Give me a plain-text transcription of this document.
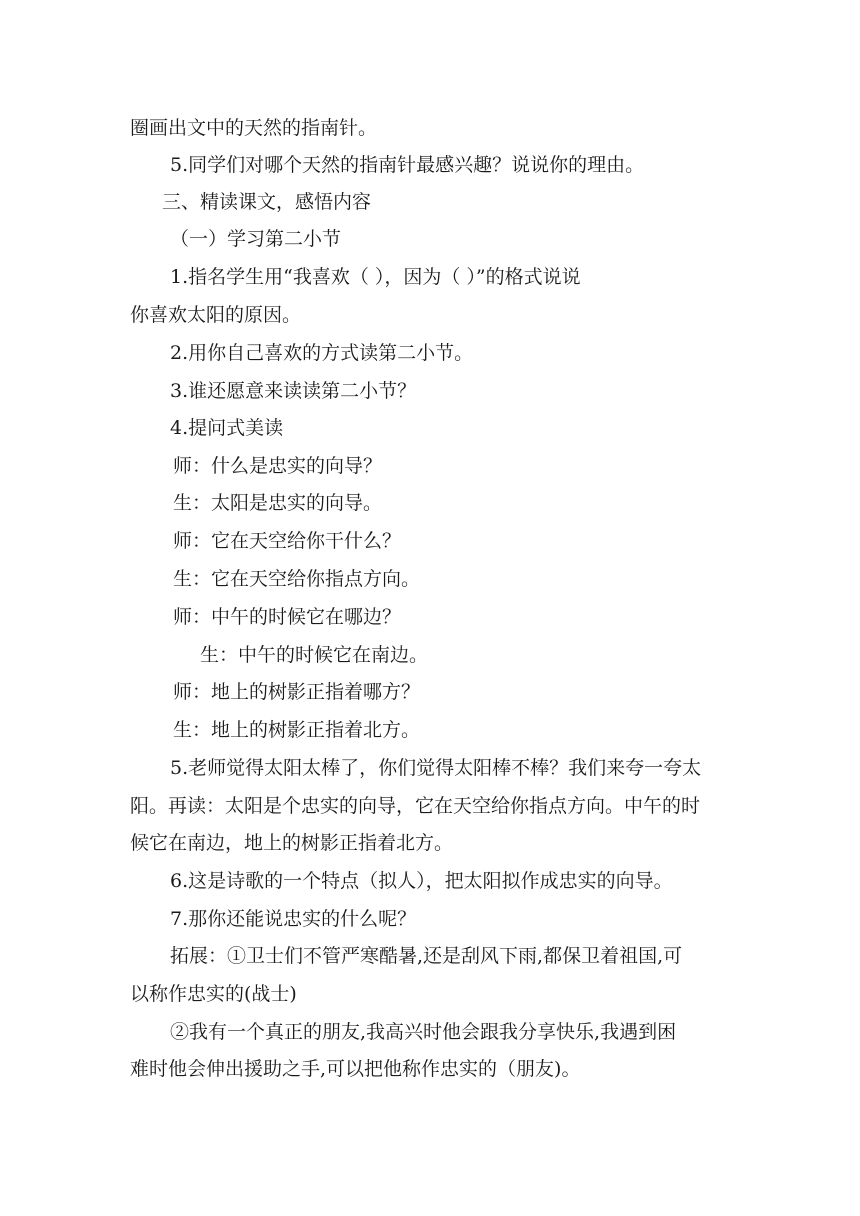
圈画出文中的天然的指南针。
5.同学们对哪个天然的指南针最感兴趣？说说你的理由。
三、精读课文，感悟内容
（一）学习第二小节
1.指名学生用“我喜欢（ ），因为（ ）”的格式说说
你喜欢太阳的原因。
2.用你自己喜欢的方式读第二小节。
3.谁还愿意来读读第二小节？
4.提问式美读
师：什么是忠实的向导？
生：太阳是忠实的向导。
师：它在天空给你干什么？
生：它在天空给你指点方向。
师：中午的时候它在哪边？
生：中午的时候它在南边。
师：地上的树影正指着哪方？
生：地上的树影正指着北方。
5.老师觉得太阳太棒了，你们觉得太阳棒不棒？我们来夸一夸太
阳。再读：太阳是个忠实的向导，它在天空给你指点方向。中午的时
候它在南边，地上的树影正指着北方。
6.这是诗歌的一个特点（拟人），把太阳拟作成忠实的向导。
7.那你还能说忠实的什么呢？
拓展：①卫士们不管严寒酷暑,还是刮风下雨,都保卫着祖国,可
以称作忠实的(战士)
②我有一个真正的朋友,我高兴时他会跟我分享快乐,我遇到困
难时他会伸出援助之手,可以把他称作忠实的（朋友)。
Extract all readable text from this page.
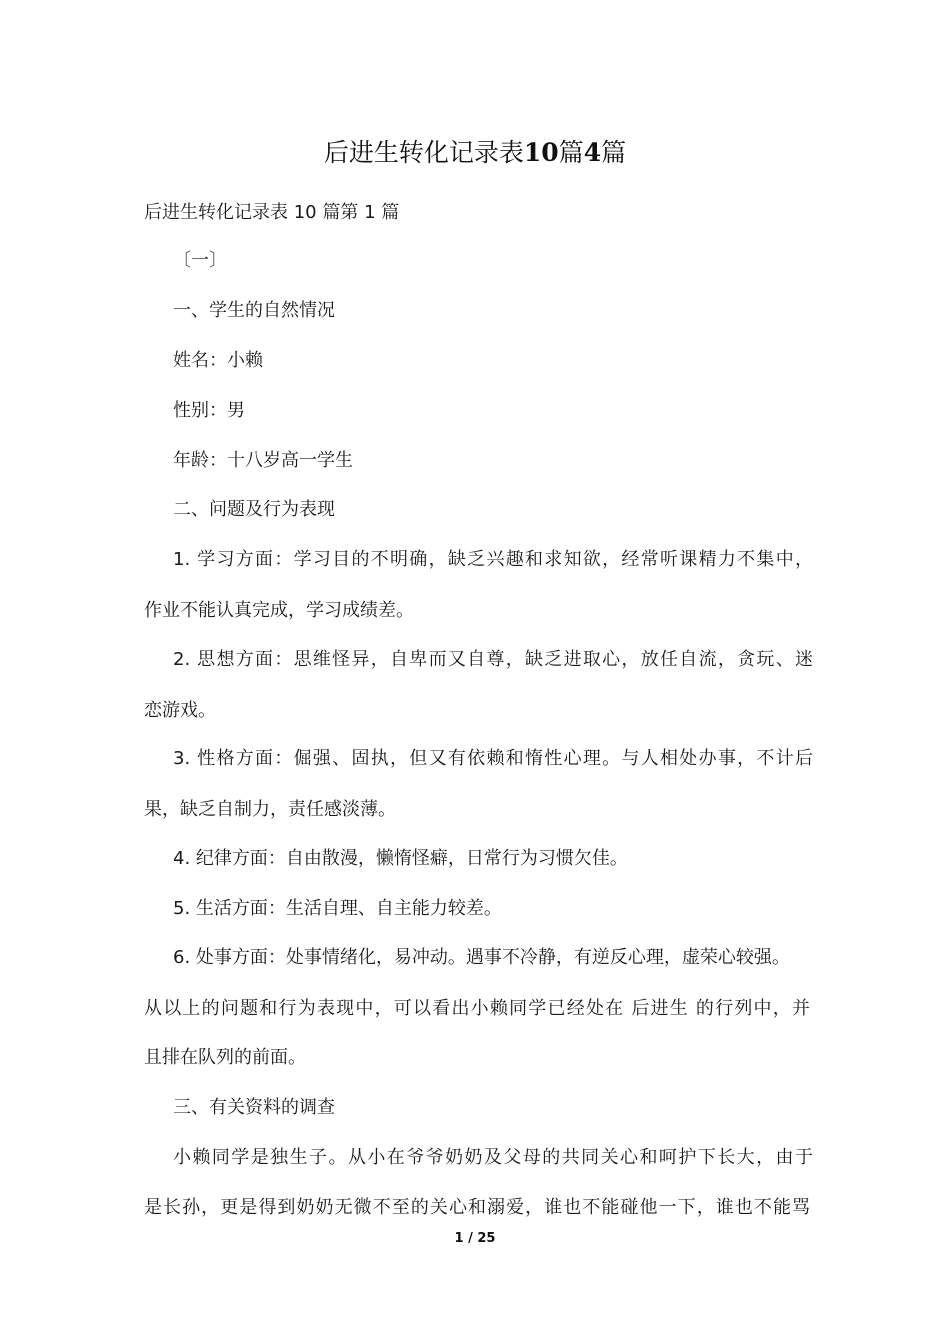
后进生转化记录表10篇4篇
后进生转化记录表 10 篇第 1 篇
〔一〕
一、学生的自然情况
姓名：小赖
性别：男
年龄：十八岁高一学生
二、问题及行为表现
1. 学习方面：学习目的不明确，缺乏兴趣和求知欲，经常听课精力不集中，
作业不能认真完成，学习成绩差。
2. 思想方面：思维怪异，自卑而又自尊，缺乏进取心，放任自流，贪玩、迷
恋游戏。
3. 性格方面：倔强、固执，但又有依赖和惰性心理。与人相处办事，不计后
果，缺乏自制力，责任感淡薄。
4. 纪律方面：自由散漫，懒惰怪癖，日常行为习惯欠佳。
5. 生活方面：生活自理、自主能力较差。
6. 处事方面：处事情绪化，易冲动。遇事不冷静，有逆反心理，虚荣心较强。
从以上的问题和行为表现中，可以看出小赖同学已经处在 后进生 的行列中，并
且排在队列的前面。
三、有关资料的调查
小赖同学是独生子。从小在爷爷奶奶及父母的共同关心和呵护下长大，由于
是长孙，更是得到奶奶无微不至的关心和溺爱，谁也不能碰他一下，谁也不能骂
1 / 25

--- --- ---

[GIVEN EXERCISE] Give all the lines above again, character for character, without pictures.

[REPLY TO THE TASK]
Give me a plain-text transcription of this document.
圈画出文中的天然的指南针。
5.同学们对哪个天然的指南针最感兴趣？说说你的理由。
三、精读课文，感悟内容
（一）学习第二小节
1.指名学生用“我喜欢（ ），因为（ ）”的格式说说
你喜欢太阳的原因。
2.用你自己喜欢的方式读第二小节。
3.谁还愿意来读读第二小节？
4.提问式美读
师：什么是忠实的向导？
生：太阳是忠实的向导。
师：它在天空给你干什么？
生：它在天空给你指点方向。
师：中午的时候它在哪边？
生：中午的时候它在南边。
师：地上的树影正指着哪方？
生：地上的树影正指着北方。
5.老师觉得太阳太棒了，你们觉得太阳棒不棒？我们来夸一夸太
阳。再读：太阳是个忠实的向导，它在天空给你指点方向。中午的时
候它在南边，地上的树影正指着北方。
6.这是诗歌的一个特点（拟人），把太阳拟作成忠实的向导。
7.那你还能说忠实的什么呢？
拓展：①卫士们不管严寒酷暑,还是刮风下雨,都保卫着祖国,可
以称作忠实的(战士)
②我有一个真正的朋友,我高兴时他会跟我分享快乐,我遇到困
难时他会伸出援助之手,可以把他称作忠实的（朋友)。
Extract all readable text from this page.
后进生转化记录表10篇4篇
后进生转化记录表 10 篇第 1 篇
〔一〕
一、学生的自然情况
姓名：小赖
性别：男
年龄：十八岁高一学生
二、问题及行为表现
1. 学习方面：学习目的不明确，缺乏兴趣和求知欲，经常听课精力不集中，
作业不能认真完成，学习成绩差。
2. 思想方面：思维怪异，自卑而又自尊，缺乏进取心，放任自流，贪玩、迷
恋游戏。
3. 性格方面：倔强、固执，但又有依赖和惰性心理。与人相处办事，不计后
果，缺乏自制力，责任感淡薄。
4. 纪律方面：自由散漫，懒惰怪癖，日常行为习惯欠佳。
5. 生活方面：生活自理、自主能力较差。
6. 处事方面：处事情绪化，易冲动。遇事不冷静，有逆反心理，虚荣心较强。
从以上的问题和行为表现中，可以看出小赖同学已经处在 后进生 的行列中，并
且排在队列的前面。
三、有关资料的调查
小赖同学是独生子。从小在爷爷奶奶及父母的共同关心和呵护下长大，由于
是长孙，更是得到奶奶无微不至的关心和溺爱，谁也不能碰他一下，谁也不能骂
1 / 25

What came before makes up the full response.